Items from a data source
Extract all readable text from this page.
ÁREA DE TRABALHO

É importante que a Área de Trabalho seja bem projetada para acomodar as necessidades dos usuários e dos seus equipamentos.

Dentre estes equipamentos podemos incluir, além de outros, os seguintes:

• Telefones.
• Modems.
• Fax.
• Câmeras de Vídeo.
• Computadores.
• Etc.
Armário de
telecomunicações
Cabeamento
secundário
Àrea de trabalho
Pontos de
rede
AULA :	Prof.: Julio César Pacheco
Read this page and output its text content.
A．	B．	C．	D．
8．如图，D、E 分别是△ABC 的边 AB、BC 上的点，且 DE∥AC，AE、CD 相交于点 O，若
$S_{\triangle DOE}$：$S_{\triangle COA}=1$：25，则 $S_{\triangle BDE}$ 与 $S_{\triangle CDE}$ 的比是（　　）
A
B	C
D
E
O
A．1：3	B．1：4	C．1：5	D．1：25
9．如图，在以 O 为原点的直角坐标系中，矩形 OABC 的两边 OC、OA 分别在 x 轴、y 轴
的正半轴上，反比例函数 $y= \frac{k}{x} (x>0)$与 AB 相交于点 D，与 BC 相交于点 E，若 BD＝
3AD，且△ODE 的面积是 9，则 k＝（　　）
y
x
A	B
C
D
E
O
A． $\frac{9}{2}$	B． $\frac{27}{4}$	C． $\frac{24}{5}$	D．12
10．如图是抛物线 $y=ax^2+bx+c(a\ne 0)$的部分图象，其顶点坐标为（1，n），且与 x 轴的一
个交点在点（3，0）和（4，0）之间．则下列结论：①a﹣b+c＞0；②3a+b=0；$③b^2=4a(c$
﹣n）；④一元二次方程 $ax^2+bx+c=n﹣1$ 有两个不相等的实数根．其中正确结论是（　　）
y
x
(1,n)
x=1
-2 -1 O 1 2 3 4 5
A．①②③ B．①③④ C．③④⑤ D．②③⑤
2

# WHAT THE TASK ASKS
Retype every entry above, word for word.

# SOLUTION FOR THIS PROBLEM
Extract all readable text from this page.
ÁREA DE TRABALHO

É importante que a Área de Trabalho seja bem projetada para acomodar as necessidades dos usuários e dos seus equipamentos.

Dentre estes equipamentos podemos incluir, além de outros, os seguintes:

• Telefones.
• Modems.
• Fax.
• Câmeras de Vídeo.
• Computadores.
• Etc.
Armário de
telecomunicações
Cabeamento
secundário
Àrea de trabalho
Pontos de
rede
AULA :	Prof.: Julio César Pacheco
Read this page and output its text content.
A．	B．	C．	D．
8．如图，D、E 分别是△ABC 的边 AB、BC 上的点，且 DE∥AC，AE、CD 相交于点 O，若
$S_{\triangle DOE}$：$S_{\triangle COA}=1$：25，则 $S_{\triangle BDE}$ 与 $S_{\triangle CDE}$ 的比是（　　）
A
B	C
D
E
O
A．1：3	B．1：4	C．1：5	D．1：25
9．如图，在以 O 为原点的直角坐标系中，矩形 OABC 的两边 OC、OA 分别在 x 轴、y 轴
的正半轴上，反比例函数 $y= \frac{k}{x} (x>0)$与 AB 相交于点 D，与 BC 相交于点 E，若 BD＝
3AD，且△ODE 的面积是 9，则 k＝（　　）
y
x
A	B
C
D
E
O
A． $\frac{9}{2}$	B． $\frac{27}{4}$	C． $\frac{24}{5}$	D．12
10．如图是抛物线 $y=ax^2+bx+c(a\ne 0)$的部分图象，其顶点坐标为（1，n），且与 x 轴的一
个交点在点（3，0）和（4，0）之间．则下列结论：①a﹣b+c＞0；②3a+b=0；$③b^2=4a(c$
﹣n）；④一元二次方程 $ax^2+bx+c=n﹣1$ 有两个不相等的实数根．其中正确结论是（　　）
y
x
(1,n)
x=1
-2 -1 O 1 2 3 4 5
A．①②③ B．①③④ C．③④⑤ D．②③⑤
2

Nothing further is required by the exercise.